Apesar desse embaraço, Searle continuou mantendo sua posição de que bastam apenas dois níveis de explicação -intencional e fisiológico- para entender porque o cérebro realiza estados intencionais. Destarte, ele abandona a ideia de que haja um programa de computador entre a mente e o cérebro e com ela a necessidade de um nível de representação simbólica [4].
A inspiração do “quarto chinês” é uma adaptação de experimento semelhante imaginado por Ned Block no artigo “Troubles With Functionalism” (Problemas com o Funcionalismo, 1978). O chamado “ginásio chinês” reunia, num estádio maior que o Maracanã, milhões de pessoas para que elas transmitissem sinais umas às outras, por meio de rádios de fala-escuta -numa analogia ao funcionamento dos neurônios. Assim, seguindo uma série de regras, a multidão conseguiria responder a perguntas sobre histórias em mandarim, embora o ginásio não entendesse uma palavra dessa língua. É curioso notar que a intenção de Block era defender a teoria computacional do cérebro, o oposto do que Searle propôs [5]. Contra o conexionismo, Searle diz que as conexões correspondentes às sinapses neurais não simulam as propriedades causais que provocam a sua compreensão, por mais perfeita que seja a emulação do funcionamento do cérebro. Falta-lhes habilidade para produzir estados intencionais. Para Searle, “a mente e o corpo interagem, mas são duas coisas diferentes, visto que os fenômenos mentais são justamente características do cérebro”[6]
Em todas as teorias computacionais, existiriam certas características de fundo behaviorista e dualista, o que seria fonte de suas inconsistências. Ambas motivações podem ser refutadas pela afirmação de que a mente nada mais é do que um fenômeno biológico natural do mundo. Resumindo, Searle propõe as seguintes teses que refutariam a postura forte da I.A.: primeiro assumindo que os cérebros causariam a mente; segundo, que a sintaxe não é suficiente para gerar a semântica; terceiro, que os computadores só são capazes de ser definidos por uma estrutura formal sintática; quarto, que a mente possui conteúdos mentais semânticos. Logo, conclui-se que nenhum programa proporciona uma mente ao computador e nem esta pode ser entendida como tal. Não é o programa que faz as funções cerebrais causarem a mente. A biologia do cérebro precisa exercer algum papel nisso. Tudo o que causa a mente deve ter, essencialmente, o mesmo poder causal dos cérebros humanos, o programa por si só não é suficiente.
+---+
Tarefas do exercício:
1 > Enumere as teses que, conforme o trecho sobre Searle, refutariam a postura forte da I.A.
2 > Traduza para o inglês a seguinte frase do trecho sobre Searle: "Não é o programa que faz as funções cerebrais causarem a mente."
3 > Prossiga o texto sobre Searle e a crítica à I.A. forte a partir da última frase apresentada.

Dados de reconhecimento da estrutura de documentos:
+---+
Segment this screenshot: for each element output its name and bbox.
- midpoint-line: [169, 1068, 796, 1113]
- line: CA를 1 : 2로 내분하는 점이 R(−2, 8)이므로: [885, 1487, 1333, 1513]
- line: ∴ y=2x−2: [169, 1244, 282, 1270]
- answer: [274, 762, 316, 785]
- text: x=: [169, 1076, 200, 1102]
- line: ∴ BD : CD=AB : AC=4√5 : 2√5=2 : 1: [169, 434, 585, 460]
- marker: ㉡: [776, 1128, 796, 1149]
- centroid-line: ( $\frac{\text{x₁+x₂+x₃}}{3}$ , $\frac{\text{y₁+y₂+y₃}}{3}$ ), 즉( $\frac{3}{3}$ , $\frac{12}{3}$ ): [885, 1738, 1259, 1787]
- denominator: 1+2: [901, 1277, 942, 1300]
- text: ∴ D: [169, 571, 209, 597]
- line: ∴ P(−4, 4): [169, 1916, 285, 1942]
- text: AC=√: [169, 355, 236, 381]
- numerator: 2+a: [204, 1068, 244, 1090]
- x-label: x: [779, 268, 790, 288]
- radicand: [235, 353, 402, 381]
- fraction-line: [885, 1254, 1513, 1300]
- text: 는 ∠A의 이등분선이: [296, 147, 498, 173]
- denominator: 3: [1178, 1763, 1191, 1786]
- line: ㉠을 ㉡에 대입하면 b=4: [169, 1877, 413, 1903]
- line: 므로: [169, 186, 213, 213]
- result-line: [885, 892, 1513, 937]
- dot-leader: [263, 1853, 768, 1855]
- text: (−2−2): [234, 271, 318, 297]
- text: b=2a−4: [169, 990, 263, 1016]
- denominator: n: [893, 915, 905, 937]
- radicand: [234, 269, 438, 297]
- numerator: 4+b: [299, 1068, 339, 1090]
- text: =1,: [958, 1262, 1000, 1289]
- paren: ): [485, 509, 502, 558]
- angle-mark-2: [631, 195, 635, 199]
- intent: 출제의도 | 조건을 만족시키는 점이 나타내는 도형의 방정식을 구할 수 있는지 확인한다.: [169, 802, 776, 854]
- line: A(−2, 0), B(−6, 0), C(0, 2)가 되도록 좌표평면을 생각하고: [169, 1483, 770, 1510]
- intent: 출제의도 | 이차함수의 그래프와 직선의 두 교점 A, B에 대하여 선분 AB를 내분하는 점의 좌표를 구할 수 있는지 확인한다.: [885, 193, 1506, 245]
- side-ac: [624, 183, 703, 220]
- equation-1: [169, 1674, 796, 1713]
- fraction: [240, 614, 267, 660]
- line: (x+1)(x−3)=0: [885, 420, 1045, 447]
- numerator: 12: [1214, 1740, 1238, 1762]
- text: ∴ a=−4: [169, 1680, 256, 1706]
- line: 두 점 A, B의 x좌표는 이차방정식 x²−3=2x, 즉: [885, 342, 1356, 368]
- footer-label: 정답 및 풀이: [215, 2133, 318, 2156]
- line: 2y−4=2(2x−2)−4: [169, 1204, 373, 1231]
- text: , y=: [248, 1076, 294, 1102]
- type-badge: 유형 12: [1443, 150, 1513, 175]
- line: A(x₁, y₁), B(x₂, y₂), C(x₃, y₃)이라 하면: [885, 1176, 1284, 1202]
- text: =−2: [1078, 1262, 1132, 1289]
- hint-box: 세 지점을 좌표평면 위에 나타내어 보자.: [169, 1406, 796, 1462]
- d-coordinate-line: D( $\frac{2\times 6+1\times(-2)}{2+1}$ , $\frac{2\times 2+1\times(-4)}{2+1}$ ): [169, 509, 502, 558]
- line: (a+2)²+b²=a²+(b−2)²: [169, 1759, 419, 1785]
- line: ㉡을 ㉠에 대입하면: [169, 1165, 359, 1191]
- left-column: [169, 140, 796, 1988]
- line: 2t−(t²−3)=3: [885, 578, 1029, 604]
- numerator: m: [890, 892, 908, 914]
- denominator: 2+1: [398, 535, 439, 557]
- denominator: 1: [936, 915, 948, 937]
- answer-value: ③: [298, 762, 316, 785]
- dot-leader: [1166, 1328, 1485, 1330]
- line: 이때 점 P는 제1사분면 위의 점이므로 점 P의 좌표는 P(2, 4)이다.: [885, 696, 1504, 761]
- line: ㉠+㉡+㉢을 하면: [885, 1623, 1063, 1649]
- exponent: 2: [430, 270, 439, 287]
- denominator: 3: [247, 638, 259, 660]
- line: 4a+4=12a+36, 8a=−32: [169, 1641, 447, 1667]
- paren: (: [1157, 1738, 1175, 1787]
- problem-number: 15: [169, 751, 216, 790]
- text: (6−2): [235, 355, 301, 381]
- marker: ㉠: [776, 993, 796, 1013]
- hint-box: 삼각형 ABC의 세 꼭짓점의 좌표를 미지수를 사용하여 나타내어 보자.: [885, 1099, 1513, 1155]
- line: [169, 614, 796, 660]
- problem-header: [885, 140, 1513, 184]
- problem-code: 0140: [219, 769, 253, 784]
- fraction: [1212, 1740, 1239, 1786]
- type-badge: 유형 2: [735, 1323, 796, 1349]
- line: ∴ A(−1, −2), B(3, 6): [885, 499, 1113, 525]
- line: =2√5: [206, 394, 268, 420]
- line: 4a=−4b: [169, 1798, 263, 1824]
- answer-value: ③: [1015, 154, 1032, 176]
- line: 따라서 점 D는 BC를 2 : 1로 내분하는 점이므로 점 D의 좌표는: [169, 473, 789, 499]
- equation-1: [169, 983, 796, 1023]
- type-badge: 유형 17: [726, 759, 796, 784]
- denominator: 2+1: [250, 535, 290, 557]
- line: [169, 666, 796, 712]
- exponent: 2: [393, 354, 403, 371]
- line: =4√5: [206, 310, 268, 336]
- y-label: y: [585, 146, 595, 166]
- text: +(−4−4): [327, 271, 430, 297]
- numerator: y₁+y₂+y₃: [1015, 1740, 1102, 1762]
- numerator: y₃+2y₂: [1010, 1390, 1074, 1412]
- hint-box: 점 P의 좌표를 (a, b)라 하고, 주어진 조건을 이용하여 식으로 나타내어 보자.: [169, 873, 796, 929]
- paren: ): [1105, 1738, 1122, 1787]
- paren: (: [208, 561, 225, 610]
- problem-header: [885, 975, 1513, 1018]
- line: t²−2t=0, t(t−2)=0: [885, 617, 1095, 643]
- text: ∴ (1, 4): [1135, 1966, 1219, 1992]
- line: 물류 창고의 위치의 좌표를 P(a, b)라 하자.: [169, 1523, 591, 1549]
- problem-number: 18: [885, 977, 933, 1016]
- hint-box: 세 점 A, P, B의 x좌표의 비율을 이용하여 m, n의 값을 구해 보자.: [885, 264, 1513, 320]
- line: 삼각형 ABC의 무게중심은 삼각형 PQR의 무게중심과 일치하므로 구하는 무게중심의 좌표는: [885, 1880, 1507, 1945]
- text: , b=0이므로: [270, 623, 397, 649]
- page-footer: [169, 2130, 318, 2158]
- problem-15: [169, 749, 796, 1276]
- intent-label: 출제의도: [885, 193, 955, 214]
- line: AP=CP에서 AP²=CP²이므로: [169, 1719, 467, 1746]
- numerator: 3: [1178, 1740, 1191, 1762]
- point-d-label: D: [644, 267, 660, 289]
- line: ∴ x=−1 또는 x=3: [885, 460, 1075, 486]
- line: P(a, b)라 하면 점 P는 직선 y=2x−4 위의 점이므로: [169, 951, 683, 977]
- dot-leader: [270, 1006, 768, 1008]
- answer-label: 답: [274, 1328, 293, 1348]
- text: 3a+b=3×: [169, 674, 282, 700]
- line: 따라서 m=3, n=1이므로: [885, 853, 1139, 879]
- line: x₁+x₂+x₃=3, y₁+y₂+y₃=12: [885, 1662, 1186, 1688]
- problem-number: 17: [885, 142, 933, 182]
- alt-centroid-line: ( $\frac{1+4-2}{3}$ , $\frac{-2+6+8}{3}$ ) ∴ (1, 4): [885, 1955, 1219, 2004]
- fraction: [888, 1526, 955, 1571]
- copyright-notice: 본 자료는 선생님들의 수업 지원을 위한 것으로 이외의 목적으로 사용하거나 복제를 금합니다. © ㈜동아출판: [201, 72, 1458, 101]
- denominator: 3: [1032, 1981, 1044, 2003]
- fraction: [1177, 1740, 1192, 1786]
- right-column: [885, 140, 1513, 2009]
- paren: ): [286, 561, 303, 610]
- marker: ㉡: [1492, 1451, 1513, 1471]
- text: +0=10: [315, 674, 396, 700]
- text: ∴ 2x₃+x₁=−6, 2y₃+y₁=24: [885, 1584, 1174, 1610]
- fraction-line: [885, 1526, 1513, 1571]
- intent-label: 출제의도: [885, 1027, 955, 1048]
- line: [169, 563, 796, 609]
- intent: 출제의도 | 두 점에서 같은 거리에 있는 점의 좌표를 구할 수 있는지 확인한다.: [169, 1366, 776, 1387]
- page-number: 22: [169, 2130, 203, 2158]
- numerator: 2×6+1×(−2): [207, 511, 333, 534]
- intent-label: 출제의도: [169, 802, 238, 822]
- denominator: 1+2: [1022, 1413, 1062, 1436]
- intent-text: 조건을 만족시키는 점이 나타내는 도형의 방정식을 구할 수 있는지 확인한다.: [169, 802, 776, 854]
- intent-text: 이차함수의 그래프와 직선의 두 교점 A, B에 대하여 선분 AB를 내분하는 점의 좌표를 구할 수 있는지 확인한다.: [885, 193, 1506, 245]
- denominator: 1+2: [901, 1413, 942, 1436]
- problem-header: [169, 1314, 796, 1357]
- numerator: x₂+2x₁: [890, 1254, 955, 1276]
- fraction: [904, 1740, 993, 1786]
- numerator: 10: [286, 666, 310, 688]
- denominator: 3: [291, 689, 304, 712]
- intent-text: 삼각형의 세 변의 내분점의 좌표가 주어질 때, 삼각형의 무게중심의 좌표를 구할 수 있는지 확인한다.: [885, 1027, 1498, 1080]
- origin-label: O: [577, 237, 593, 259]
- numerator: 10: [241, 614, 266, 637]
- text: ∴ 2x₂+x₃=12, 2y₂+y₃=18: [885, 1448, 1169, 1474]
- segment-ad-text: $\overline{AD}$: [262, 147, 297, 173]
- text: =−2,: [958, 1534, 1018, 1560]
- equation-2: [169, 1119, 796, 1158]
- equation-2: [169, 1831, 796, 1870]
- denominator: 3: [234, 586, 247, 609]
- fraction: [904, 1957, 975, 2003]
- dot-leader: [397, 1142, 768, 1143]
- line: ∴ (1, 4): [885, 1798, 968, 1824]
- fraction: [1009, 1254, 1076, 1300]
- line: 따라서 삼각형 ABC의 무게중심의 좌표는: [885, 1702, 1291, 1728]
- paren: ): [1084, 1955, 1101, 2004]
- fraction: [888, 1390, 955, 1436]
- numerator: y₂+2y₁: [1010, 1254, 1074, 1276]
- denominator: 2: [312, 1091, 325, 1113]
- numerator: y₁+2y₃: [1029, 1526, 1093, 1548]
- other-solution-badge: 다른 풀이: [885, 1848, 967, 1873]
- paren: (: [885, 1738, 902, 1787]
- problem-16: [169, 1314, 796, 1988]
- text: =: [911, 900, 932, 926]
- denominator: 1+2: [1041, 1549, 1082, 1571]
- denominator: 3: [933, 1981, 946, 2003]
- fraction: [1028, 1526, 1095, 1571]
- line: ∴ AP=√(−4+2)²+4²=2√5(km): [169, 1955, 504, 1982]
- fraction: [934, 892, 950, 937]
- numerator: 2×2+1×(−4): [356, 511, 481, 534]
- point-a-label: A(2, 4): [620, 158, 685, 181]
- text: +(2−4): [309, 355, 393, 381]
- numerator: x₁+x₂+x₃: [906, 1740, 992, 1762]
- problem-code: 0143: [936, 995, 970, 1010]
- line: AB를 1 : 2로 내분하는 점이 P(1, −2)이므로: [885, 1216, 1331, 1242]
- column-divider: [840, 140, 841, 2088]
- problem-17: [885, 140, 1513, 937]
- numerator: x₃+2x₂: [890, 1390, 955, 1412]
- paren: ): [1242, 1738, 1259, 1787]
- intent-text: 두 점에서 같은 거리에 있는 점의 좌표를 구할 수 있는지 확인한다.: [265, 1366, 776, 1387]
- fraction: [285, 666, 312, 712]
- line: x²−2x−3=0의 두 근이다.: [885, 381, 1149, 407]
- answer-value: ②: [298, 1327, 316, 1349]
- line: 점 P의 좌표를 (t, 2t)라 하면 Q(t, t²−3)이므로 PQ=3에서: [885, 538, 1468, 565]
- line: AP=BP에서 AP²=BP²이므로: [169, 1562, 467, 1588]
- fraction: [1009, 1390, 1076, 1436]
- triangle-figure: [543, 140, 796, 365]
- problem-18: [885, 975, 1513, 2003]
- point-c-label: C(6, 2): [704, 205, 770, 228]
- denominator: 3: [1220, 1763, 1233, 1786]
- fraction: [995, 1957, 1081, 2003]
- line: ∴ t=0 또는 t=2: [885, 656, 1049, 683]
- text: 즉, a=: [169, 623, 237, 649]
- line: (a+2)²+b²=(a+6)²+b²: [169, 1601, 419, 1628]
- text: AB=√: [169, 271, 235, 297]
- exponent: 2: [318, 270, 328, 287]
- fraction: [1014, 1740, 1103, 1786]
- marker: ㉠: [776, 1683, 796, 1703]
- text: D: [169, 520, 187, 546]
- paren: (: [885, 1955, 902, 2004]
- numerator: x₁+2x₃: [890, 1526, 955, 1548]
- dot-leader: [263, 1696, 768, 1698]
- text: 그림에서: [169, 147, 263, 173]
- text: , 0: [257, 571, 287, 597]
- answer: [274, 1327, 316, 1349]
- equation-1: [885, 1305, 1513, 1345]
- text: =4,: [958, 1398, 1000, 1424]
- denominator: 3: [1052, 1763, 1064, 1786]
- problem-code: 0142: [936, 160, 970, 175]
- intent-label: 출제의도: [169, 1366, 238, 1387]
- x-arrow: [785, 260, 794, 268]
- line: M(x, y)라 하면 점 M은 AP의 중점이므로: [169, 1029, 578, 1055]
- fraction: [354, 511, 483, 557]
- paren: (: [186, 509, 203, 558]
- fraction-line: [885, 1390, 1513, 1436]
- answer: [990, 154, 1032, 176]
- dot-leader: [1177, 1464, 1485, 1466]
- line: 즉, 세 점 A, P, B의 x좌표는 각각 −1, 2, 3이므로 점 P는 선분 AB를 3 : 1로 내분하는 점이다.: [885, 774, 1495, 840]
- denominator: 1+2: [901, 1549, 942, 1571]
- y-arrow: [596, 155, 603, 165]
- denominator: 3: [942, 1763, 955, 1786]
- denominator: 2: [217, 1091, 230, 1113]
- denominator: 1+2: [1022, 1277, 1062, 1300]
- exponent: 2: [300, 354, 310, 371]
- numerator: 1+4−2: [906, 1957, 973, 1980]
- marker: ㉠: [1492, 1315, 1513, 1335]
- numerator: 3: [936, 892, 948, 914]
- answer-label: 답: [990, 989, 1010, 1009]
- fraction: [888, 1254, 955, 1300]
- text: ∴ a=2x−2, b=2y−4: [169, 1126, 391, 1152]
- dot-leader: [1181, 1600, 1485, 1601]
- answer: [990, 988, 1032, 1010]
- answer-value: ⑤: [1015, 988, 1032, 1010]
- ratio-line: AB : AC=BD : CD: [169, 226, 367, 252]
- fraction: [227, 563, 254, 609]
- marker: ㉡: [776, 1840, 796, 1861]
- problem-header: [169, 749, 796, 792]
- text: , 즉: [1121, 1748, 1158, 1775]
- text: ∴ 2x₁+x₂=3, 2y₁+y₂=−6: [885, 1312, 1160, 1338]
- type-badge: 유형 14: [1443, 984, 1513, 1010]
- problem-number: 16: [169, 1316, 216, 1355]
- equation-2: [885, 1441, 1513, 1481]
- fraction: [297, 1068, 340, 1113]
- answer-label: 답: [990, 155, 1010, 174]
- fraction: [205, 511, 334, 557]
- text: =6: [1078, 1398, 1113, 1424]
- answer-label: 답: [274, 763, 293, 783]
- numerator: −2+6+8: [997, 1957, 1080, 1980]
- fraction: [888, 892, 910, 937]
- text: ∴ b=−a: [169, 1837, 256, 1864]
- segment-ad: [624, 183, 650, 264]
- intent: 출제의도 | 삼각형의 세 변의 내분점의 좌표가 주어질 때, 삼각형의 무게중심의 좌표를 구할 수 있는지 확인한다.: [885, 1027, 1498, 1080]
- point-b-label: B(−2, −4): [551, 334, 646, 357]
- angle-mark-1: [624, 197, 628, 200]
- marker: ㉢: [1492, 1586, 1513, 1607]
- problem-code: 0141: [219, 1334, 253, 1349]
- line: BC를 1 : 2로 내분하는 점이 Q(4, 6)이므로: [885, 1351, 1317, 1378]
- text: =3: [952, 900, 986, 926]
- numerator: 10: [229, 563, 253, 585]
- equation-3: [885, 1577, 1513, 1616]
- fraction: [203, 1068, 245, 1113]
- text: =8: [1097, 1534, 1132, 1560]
+---+
Respostas das atividades:
1 >
1. Os cérebros causariam a mente.
2. A sintaxe não é suficiente para gerar a semântica.
3. Os computadores só são capazes de ser definidos por uma estrutura formal sintática.
4. A mente possui conteúdos mentais semânticos.

2 > It is not the program that makes brain functions cause the mind.

3 >
Em suma, como diz Searle: “a consciência, a intencionalidade, a subjetividade e a causação mental fazem parte de nossa história vital biológica, juntamente com o crescimento, a reprodução, a secreção da bílis e a digestão” [7].

Notas

1. Veja SEARLE, J.R. Mente, Cérebro e Ciência, cap. 1, pp. 11-33.
2. Veja SEARLE, J. R. Op. Cit, idem, pp. 39-41.
3. Veja GARDNER, H. Ibidem, ibidem, pp. 187-188.
4. Veja GARDNER, H. Ibidem, ibidem, pp. 188-191 e SEARLE, J. R. Ibidem, cap. III, pp. 66-70.
5. Veja PINKER, S. Op. Cit. idem, pp. 104-105.
6. SEARLE, J. R. Idem, cap. I, p. 33.
7. SEARLE, J. R. Ibidem, cap. II, p. 51.

Referências Bibliográficas

GARDNER, H. A Nova Ciência da Mente; trad. Cláudia M. Caon. – São Paulo: EDUSP, 1995.
PINKER, S. Como a Mente Funciona; trad. Laura T. Motta. – São Paulo: Companhia das Letras, 1998.
SEARLE, J.R. Os Atos de Fala; trad. Carlos Voigt et.al. – Coimbra: Almedina, 1984.
________,___. Mente, Cérebro e Ciência; trad. Artur Morão. – Lisboa: Edições 70, 1984.